(Collected data entries)
- - - -
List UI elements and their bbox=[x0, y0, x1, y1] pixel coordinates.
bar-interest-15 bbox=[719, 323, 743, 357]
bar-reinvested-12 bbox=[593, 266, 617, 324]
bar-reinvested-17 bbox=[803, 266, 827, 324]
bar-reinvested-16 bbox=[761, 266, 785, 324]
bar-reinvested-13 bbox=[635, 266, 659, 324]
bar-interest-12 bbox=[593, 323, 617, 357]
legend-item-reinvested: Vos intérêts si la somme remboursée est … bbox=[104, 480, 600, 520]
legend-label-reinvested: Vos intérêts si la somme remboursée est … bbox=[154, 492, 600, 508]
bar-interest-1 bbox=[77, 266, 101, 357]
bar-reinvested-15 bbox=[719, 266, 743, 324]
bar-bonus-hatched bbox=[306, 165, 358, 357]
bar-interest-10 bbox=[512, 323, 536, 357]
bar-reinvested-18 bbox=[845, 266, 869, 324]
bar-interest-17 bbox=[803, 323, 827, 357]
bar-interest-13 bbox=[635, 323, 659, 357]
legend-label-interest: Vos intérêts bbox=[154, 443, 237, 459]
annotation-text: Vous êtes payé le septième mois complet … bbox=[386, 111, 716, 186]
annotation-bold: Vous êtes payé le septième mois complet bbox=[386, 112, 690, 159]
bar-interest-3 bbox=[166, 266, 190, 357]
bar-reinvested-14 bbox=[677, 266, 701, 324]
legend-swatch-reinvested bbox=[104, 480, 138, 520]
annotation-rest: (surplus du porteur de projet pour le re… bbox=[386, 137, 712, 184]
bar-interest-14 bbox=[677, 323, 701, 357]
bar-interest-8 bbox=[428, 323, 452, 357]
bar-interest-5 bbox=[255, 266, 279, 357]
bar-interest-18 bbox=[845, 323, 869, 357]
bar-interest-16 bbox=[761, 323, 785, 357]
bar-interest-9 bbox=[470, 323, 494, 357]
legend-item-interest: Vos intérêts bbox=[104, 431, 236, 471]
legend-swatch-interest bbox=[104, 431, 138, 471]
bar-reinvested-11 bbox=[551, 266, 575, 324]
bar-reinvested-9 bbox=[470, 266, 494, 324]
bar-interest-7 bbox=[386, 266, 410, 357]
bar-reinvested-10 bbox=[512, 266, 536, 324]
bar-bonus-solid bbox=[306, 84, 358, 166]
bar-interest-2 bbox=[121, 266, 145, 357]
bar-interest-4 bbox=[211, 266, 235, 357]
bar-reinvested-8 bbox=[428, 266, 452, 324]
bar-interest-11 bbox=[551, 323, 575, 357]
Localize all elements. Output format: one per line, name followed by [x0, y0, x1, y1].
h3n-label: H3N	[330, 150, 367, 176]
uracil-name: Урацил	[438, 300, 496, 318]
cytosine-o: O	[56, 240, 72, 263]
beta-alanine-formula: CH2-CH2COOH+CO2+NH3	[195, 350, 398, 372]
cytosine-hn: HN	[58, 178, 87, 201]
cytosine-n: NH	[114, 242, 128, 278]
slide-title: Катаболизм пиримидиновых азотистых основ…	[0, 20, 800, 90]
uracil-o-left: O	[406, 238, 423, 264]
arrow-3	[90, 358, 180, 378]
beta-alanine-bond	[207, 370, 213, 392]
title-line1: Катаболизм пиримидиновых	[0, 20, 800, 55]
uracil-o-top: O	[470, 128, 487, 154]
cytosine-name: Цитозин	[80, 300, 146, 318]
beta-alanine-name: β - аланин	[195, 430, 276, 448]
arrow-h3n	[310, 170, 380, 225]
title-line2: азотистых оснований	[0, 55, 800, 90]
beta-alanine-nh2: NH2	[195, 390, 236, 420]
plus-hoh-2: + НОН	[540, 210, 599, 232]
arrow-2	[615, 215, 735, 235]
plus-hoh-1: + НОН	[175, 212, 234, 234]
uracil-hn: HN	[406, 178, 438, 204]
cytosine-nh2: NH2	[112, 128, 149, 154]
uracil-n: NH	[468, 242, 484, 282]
- - - -
The problem
Please rewrite the stretch from the first line through the line containing "bar-interest-14 bbox=[677, 323, 701, 357]" as a JSON list of strings, one string per line and with blank lines left out.

The answer
[
  "List UI elements and their bbox=[x0, y0, x1, y1] pixel coordinates.",
  "bar-interest-15 bbox=[719, 323, 743, 357]",
  "bar-reinvested-12 bbox=[593, 266, 617, 324]",
  "bar-reinvested-17 bbox=[803, 266, 827, 324]",
  "bar-reinvested-16 bbox=[761, 266, 785, 324]",
  "bar-reinvested-13 bbox=[635, 266, 659, 324]",
  "bar-interest-12 bbox=[593, 323, 617, 357]",
  "legend-item-reinvested: Vos intérêts si la somme remboursée est … bbox=[104, 480, 600, 520]",
  "legend-label-reinvested: Vos intérêts si la somme remboursée est … bbox=[154, 492, 600, 508]",
  "bar-interest-1 bbox=[77, 266, 101, 357]",
  "bar-reinvested-15 bbox=[719, 266, 743, 324]",
  "bar-bonus-hatched bbox=[306, 165, 358, 357]",
  "bar-interest-10 bbox=[512, 323, 536, 357]",
  "bar-reinvested-18 bbox=[845, 266, 869, 324]",
  "bar-interest-17 bbox=[803, 323, 827, 357]",
  "bar-interest-13 bbox=[635, 323, 659, 357]",
  "legend-label-interest: Vos intérêts bbox=[154, 443, 237, 459]",
  "annotation-text: Vous êtes payé le septième mois complet … bbox=[386, 111, 716, 186]",
  "annotation-bold: Vous êtes payé le septième mois complet bbox=[386, 112, 690, 159]",
  "bar-interest-3 bbox=[166, 266, 190, 357]",
  "bar-reinvested-14 bbox=[677, 266, 701, 324]",
  "legend-swatch-reinvested bbox=[104, 480, 138, 520]",
  "annotation-rest: (surplus du porteur de projet pour le re… bbox=[386, 137, 712, 184]",
  "bar-interest-14 bbox=[677, 323, 701, 357]"
]